Given exercise: Each record below should be repeated precisely as written.

Data listing:

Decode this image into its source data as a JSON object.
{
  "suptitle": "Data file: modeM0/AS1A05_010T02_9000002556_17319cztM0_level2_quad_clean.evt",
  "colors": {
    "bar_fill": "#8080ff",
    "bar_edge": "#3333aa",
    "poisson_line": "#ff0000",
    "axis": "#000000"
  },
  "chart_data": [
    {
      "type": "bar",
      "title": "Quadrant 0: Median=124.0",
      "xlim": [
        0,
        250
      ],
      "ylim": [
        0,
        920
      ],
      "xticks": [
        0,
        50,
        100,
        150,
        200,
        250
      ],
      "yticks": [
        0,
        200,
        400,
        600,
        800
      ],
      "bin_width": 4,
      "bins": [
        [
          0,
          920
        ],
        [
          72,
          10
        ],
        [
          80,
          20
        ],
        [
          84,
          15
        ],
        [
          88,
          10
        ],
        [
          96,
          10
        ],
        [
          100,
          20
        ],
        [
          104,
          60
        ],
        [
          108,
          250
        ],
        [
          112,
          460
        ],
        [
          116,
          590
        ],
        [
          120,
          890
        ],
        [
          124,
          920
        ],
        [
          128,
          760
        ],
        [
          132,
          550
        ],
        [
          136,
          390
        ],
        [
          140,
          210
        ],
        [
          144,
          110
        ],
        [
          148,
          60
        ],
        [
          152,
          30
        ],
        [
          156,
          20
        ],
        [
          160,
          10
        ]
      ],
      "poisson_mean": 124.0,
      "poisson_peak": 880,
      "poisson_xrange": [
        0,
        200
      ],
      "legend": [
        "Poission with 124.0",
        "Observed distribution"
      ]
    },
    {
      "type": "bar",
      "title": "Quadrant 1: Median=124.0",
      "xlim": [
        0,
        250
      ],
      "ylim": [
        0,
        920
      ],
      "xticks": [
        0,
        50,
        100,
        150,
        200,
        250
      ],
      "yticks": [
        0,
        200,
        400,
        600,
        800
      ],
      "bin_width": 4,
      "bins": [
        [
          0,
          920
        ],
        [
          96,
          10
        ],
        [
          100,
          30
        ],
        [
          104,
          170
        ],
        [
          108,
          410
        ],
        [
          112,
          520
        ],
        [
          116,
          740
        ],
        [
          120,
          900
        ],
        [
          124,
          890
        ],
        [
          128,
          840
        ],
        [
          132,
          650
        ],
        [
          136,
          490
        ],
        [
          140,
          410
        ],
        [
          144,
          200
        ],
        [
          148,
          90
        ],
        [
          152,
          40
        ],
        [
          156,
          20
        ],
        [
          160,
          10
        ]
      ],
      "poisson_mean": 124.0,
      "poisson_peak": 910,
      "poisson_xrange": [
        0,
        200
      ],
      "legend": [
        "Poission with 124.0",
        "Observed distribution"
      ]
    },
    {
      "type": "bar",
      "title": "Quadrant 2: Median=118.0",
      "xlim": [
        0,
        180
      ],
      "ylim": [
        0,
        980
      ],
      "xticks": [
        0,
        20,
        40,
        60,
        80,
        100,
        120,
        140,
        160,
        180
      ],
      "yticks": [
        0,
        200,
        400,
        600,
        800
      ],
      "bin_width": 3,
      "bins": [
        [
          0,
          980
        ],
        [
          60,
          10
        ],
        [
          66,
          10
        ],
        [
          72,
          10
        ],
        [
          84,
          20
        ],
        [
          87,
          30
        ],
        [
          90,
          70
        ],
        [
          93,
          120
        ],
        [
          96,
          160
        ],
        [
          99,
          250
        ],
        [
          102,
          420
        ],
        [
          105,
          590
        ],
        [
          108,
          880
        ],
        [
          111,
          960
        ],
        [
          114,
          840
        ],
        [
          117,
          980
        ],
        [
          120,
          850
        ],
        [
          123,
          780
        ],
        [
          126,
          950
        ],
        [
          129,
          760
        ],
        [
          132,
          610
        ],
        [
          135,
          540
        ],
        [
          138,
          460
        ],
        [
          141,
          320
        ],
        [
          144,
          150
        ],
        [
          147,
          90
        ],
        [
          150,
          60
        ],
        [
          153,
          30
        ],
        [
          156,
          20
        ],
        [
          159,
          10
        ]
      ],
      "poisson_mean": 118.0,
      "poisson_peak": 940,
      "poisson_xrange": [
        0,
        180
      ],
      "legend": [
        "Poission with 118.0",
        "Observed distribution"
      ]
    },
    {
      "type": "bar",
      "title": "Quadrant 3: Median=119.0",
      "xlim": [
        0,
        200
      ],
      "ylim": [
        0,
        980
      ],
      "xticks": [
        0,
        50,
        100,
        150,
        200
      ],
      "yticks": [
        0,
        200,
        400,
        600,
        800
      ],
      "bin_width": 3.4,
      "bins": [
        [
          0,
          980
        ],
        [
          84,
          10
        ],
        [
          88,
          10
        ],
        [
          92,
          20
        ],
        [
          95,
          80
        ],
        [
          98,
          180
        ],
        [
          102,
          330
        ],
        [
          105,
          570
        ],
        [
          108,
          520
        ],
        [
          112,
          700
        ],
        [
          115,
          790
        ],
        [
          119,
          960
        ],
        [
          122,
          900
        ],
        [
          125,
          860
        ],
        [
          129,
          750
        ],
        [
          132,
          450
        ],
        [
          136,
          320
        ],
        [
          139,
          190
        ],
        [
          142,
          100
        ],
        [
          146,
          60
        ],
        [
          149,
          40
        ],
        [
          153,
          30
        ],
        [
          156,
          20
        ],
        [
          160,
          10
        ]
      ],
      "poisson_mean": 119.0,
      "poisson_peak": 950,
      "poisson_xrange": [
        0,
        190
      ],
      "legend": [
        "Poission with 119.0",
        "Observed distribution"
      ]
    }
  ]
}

Answer in full:
Decode this image into its source data as a JSON object.
{
  "suptitle": "Data file: modeM0/AS1A05_010T02_9000002556_17319cztM0_level2_quad_clean.evt",
  "colors": {
    "bar_fill": "#8080ff",
    "bar_edge": "#3333aa",
    "poisson_line": "#ff0000",
    "axis": "#000000"
  },
  "chart_data": [
    {
      "type": "bar",
      "title": "Quadrant 0: Median=124.0",
      "xlim": [
        0,
        250
      ],
      "ylim": [
        0,
        920
      ],
      "xticks": [
        0,
        50,
        100,
        150,
        200,
        250
      ],
      "yticks": [
        0,
        200,
        400,
        600,
        800
      ],
      "bin_width": 4,
      "bins": [
        [
          0,
          920
        ],
        [
          72,
          10
        ],
        [
          80,
          20
        ],
        [
          84,
          15
        ],
        [
          88,
          10
        ],
        [
          96,
          10
        ],
        [
          100,
          20
        ],
        [
          104,
          60
        ],
        [
          108,
          250
        ],
        [
          112,
          460
        ],
        [
          116,
          590
        ],
        [
          120,
          890
        ],
        [
          124,
          920
        ],
        [
          128,
          760
        ],
        [
          132,
          550
        ],
        [
          136,
          390
        ],
        [
          140,
          210
        ],
        [
          144,
          110
        ],
        [
          148,
          60
        ],
        [
          152,
          30
        ],
        [
          156,
          20
        ],
        [
          160,
          10
        ]
      ],
      "poisson_mean": 124.0,
      "poisson_peak": 880,
      "poisson_xrange": [
        0,
        200
      ],
      "legend": [
        "Poission with 124.0",
        "Observed distribution"
      ]
    },
    {
      "type": "bar",
      "title": "Quadrant 1: Median=124.0",
      "xlim": [
        0,
        250
      ],
      "ylim": [
        0,
        920
      ],
      "xticks": [
        0,
        50,
        100,
        150,
        200,
        250
      ],
      "yticks": [
        0,
        200,
        400,
        600,
        800
      ],
      "bin_width": 4,
      "bins": [
        [
          0,
          920
        ],
        [
          96,
          10
        ],
        [
          100,
          30
        ],
        [
          104,
          170
        ],
        [
          108,
          410
        ],
        [
          112,
          520
        ],
        [
          116,
          740
        ],
        [
          120,
          900
        ],
        [
          124,
          890
        ],
        [
          128,
          840
        ],
        [
          132,
          650
        ],
        [
          136,
          490
        ],
        [
          140,
          410
        ],
        [
          144,
          200
        ],
        [
          148,
          90
        ],
        [
          152,
          40
        ],
        [
          156,
          20
        ],
        [
          160,
          10
        ]
      ],
      "poisson_mean": 124.0,
      "poisson_peak": 910,
      "poisson_xrange": [
        0,
        200
      ],
      "legend": [
        "Poission with 124.0",
        "Observed distribution"
      ]
    },
    {
      "type": "bar",
      "title": "Quadrant 2: Median=118.0",
      "xlim": [
        0,
        180
      ],
      "ylim": [
        0,
        980
      ],
      "xticks": [
        0,
        20,
        40,
        60,
        80,
        100,
        120,
        140,
        160,
        180
      ],
      "yticks": [
        0,
        200,
        400,
        600,
        800
      ],
      "bin_width": 3,
      "bins": [
        [
          0,
          980
        ],
        [
          60,
          10
        ],
        [
          66,
          10
        ],
        [
          72,
          10
        ],
        [
          84,
          20
        ],
        [
          87,
          30
        ],
        [
          90,
          70
        ],
        [
          93,
          120
        ],
        [
          96,
          160
        ],
        [
          99,
          250
        ],
        [
          102,
          420
        ],
        [
          105,
          590
        ],
        [
          108,
          880
        ],
        [
          111,
          960
        ],
        [
          114,
          840
        ],
        [
          117,
          980
        ],
        [
          120,
          850
        ],
        [
          123,
          780
        ],
        [
          126,
          950
        ],
        [
          129,
          760
        ],
        [
          132,
          610
        ],
        [
          135,
          540
        ],
        [
          138,
          460
        ],
        [
          141,
          320
        ],
        [
          144,
          150
        ],
        [
          147,
          90
        ],
        [
          150,
          60
        ],
        [
          153,
          30
        ],
        [
          156,
          20
        ],
        [
          159,
          10
        ]
      ],
      "poisson_mean": 118.0,
      "poisson_peak": 940,
      "poisson_xrange": [
        0,
        180
      ],
      "legend": [
        "Poission with 118.0",
        "Observed distribution"
      ]
    },
    {
      "type": "bar",
      "title": "Quadrant 3: Median=119.0",
      "xlim": [
        0,
        200
      ],
      "ylim": [
        0,
        980
      ],
      "xticks": [
        0,
        50,
        100,
        150,
        200
      ],
      "yticks": [
        0,
        200,
        400,
        600,
        800
      ],
      "bin_width": 3.4,
      "bins": [
        [
          0,
          980
        ],
        [
          84,
          10
        ],
        [
          88,
          10
        ],
        [
          92,
          20
        ],
        [
          95,
          80
        ],
        [
          98,
          180
        ],
        [
          102,
          330
        ],
        [
          105,
          570
        ],
        [
          108,
          520
        ],
        [
          112,
          700
        ],
        [
          115,
          790
        ],
        [
          119,
          960
        ],
        [
          122,
          900
        ],
        [
          125,
          860
        ],
        [
          129,
          750
        ],
        [
          132,
          450
        ],
        [
          136,
          320
        ],
        [
          139,
          190
        ],
        [
          142,
          100
        ],
        [
          146,
          60
        ],
        [
          149,
          40
        ],
        [
          153,
          30
        ],
        [
          156,
          20
        ],
        [
          160,
          10
        ]
      ],
      "poisson_mean": 119.0,
      "poisson_peak": 950,
      "poisson_xrange": [
        0,
        190
      ],
      "legend": [
        "Poission with 119.0",
        "Observed distribution"
      ]
    }
  ]
}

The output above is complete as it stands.